◆ İstenenler ◆
**A.** Kate T. Parker'ın fotoğraf serisini anlatan metinde, Parker'ın kızları hangi hallerleriyle fotoğrafladığı sayılıyor. Bu nitelikleri eksiksiz listeleyin.
**B.** Kate T. Parker'ın fotoğraf serisini anlatan metni kaldığı yerden sürdürün.

◆ Okuma metni ◆
****************************************
Cinsiyete dayalı basmakalıplar insanı daha beşikteyken yakalıyor. Fotoğrafçı Kate T. Parker, kızları Ella ve Alice’i o basmakalıpların çok uzağında tutmayı başaranlardan. Çünkü Parker şirin değil güçlü kız çocukları yetiştirmek istiyor. Cici kızların yerini güçlü kızların aldığını söyleyen “Strong is the New Pretty” adlı fotoğraf serisinde Parker kızlarını ve onların kız arkadaşlarını en güçlü, en sert, en dağınık ve tabii ki en doğal halleriyle fotoğraflıyor.
****************************************
Uzamsal işaretleme girdileri:
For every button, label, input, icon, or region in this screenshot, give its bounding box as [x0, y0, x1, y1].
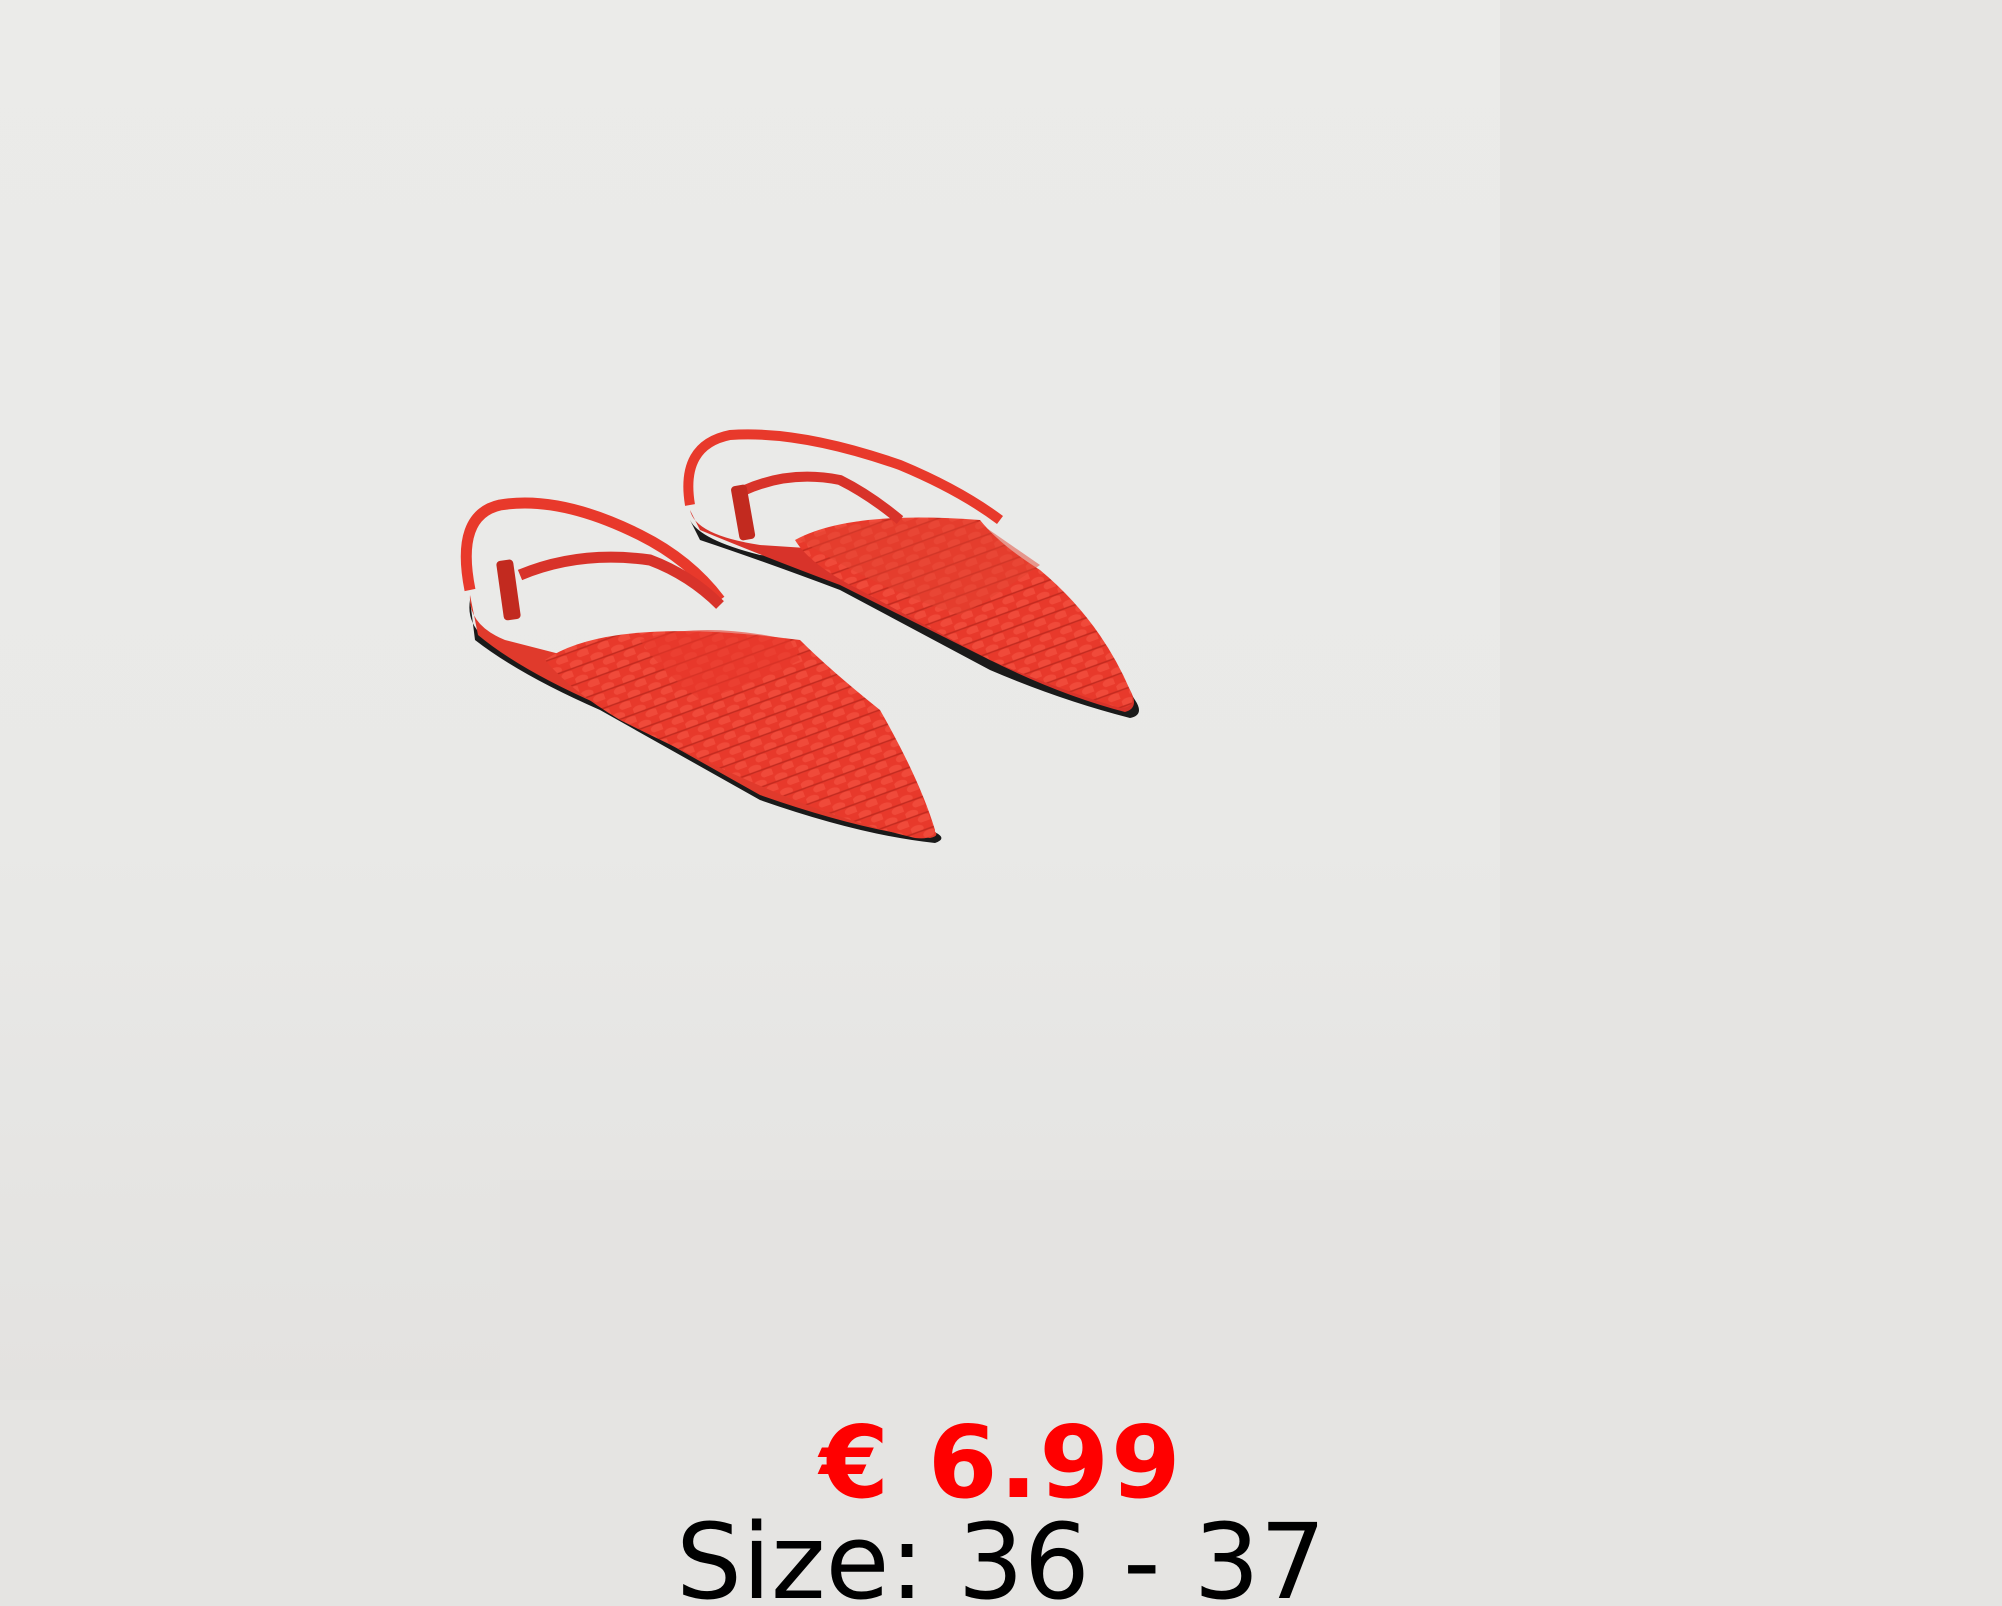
- woven-slingback-shoes-icon: [460, 429, 1139, 843]
- size-label: Size: 36 - 37: [676, 1501, 1326, 1606]
- product-card: € 6.99 Size: 36 - 37: [0, 0, 2002, 1606]
- product-photo[interactable]: [0, 0, 1500, 1400]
****************************************
◆ Yanıtlar ◆
**A.**
- en güçlü
- en sert
- en dağınık
- en doğal

**B.**
Parker projeyi yaratma amacını şöyle anlatıyor: “Bence kızlarımızın ve diğer kadınların, güzelliğin sadece şirin pozlar ve mükemmel görünmek olmadığını bilmeleri gerekiyor. Güzelliğin hayata sarılmakta ve yaraları bereleri, çarpışmaları, kusurluluğu, dayanıklılığı kutlamakta olduğunu bilmeleri gerekiyor. Hepimiz medyadan güzel olmamız gerektiği mesajını alıyoruz; ben de kızlarıma ve başkalarına güzelliğin tam anlamıyla kendin olabilmek olduğunu göstermek istedim.”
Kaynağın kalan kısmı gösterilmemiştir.